# [YOUR GOAL]
Give the number of lines that include the word "Etape", and nothing else.

────────────────────

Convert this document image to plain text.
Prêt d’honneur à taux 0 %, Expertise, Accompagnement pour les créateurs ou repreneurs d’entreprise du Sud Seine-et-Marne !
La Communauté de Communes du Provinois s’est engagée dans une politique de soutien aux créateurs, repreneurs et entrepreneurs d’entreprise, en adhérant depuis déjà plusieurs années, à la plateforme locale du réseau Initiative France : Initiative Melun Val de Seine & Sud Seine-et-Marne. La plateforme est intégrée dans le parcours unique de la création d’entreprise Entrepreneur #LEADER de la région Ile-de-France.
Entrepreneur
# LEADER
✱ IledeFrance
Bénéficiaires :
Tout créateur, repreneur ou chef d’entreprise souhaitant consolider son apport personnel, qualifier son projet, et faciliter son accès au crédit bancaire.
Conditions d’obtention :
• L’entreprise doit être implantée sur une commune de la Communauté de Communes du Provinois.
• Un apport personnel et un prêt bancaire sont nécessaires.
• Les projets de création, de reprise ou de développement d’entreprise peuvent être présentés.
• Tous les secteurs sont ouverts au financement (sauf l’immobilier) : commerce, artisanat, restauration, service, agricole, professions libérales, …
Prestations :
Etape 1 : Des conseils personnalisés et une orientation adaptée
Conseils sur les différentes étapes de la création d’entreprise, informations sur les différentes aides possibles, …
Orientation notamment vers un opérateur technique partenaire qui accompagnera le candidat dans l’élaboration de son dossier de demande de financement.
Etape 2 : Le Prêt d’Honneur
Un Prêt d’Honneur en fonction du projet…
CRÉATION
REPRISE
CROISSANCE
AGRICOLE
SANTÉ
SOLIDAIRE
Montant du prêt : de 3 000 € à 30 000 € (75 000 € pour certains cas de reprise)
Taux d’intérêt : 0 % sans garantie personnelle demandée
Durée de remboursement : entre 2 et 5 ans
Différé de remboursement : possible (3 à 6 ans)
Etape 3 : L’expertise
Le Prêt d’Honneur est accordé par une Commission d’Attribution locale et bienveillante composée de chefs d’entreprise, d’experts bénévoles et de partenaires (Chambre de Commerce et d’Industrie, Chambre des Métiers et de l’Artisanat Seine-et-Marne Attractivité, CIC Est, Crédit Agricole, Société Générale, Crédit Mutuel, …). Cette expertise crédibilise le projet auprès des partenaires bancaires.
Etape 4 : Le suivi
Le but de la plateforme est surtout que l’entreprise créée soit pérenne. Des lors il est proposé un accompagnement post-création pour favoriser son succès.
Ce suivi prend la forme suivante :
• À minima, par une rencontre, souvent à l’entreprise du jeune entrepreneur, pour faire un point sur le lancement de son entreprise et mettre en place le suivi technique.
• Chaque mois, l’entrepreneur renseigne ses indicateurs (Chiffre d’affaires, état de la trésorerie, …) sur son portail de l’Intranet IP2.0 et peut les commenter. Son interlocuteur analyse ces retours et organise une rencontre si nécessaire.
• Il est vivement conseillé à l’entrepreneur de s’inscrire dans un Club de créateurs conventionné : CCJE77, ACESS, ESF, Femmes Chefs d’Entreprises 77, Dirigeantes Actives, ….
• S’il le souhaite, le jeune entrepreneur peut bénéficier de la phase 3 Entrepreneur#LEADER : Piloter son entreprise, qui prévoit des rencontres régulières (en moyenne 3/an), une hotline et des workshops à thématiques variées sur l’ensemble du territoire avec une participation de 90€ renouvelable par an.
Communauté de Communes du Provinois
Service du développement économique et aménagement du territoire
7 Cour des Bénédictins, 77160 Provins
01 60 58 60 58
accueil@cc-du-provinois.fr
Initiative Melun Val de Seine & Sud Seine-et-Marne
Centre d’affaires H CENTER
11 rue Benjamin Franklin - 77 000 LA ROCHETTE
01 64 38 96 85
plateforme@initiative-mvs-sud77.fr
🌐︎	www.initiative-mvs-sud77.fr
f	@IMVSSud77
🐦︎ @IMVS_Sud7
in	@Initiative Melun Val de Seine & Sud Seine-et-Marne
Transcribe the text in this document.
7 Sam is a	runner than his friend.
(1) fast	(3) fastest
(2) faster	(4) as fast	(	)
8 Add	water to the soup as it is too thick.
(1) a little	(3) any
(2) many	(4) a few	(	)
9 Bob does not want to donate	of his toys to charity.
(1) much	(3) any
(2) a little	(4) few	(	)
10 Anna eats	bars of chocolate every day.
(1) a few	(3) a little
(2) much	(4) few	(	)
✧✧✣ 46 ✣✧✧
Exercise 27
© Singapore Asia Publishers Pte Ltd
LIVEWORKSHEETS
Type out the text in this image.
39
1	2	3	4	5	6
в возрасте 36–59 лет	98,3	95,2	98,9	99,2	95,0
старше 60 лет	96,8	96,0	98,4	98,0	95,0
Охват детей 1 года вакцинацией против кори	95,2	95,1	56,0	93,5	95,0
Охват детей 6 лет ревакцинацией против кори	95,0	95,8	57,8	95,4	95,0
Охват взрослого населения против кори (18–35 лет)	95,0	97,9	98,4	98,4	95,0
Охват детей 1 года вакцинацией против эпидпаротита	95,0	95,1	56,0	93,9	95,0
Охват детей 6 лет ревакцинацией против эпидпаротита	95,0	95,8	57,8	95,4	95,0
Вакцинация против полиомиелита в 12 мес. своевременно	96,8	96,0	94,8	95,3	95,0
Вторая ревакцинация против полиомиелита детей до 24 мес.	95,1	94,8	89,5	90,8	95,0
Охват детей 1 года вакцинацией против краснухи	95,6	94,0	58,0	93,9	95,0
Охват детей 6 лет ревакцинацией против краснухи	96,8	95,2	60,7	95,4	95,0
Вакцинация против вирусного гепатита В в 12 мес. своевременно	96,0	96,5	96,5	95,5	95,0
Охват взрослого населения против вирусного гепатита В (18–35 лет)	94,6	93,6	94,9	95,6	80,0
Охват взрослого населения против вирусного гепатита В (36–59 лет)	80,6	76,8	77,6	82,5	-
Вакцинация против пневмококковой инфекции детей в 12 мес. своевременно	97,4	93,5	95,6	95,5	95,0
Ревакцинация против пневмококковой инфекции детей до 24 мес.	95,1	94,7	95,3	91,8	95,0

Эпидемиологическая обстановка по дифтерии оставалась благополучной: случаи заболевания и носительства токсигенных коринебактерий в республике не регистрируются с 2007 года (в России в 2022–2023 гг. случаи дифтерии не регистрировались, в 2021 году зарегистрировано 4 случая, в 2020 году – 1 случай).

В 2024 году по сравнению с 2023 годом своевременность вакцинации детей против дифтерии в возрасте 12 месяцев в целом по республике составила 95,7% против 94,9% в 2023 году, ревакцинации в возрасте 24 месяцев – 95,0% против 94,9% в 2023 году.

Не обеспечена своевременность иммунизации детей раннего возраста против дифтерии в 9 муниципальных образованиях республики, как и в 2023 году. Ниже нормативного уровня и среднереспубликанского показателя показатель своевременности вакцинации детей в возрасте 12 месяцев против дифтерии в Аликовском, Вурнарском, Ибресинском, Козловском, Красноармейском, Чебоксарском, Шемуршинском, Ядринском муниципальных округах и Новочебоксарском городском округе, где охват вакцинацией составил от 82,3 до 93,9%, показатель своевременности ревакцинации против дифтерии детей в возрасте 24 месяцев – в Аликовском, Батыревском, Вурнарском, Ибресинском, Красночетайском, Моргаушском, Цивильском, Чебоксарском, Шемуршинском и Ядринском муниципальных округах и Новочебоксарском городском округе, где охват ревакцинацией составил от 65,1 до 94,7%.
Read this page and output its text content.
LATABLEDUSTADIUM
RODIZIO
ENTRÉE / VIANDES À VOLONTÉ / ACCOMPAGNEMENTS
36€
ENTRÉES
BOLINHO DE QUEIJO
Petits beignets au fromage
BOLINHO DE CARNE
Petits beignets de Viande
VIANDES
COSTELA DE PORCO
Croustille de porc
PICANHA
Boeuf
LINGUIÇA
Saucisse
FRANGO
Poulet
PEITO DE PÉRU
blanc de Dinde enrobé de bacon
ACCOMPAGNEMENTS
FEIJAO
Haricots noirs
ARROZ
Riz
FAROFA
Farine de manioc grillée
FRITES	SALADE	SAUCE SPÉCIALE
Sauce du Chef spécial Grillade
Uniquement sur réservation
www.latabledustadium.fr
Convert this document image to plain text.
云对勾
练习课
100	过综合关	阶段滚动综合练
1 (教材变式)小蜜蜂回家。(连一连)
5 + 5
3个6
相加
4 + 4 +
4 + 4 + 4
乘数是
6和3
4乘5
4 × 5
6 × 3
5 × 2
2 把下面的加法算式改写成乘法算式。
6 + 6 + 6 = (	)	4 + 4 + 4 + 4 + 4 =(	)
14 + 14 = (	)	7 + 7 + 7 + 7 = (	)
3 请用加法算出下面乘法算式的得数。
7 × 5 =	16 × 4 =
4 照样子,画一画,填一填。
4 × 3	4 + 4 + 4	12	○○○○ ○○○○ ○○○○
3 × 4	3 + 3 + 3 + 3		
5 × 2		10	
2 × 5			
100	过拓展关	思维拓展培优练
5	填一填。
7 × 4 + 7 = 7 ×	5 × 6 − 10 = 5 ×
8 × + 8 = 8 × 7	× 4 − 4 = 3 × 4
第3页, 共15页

────────────────────

# [FINISHED TASK]
4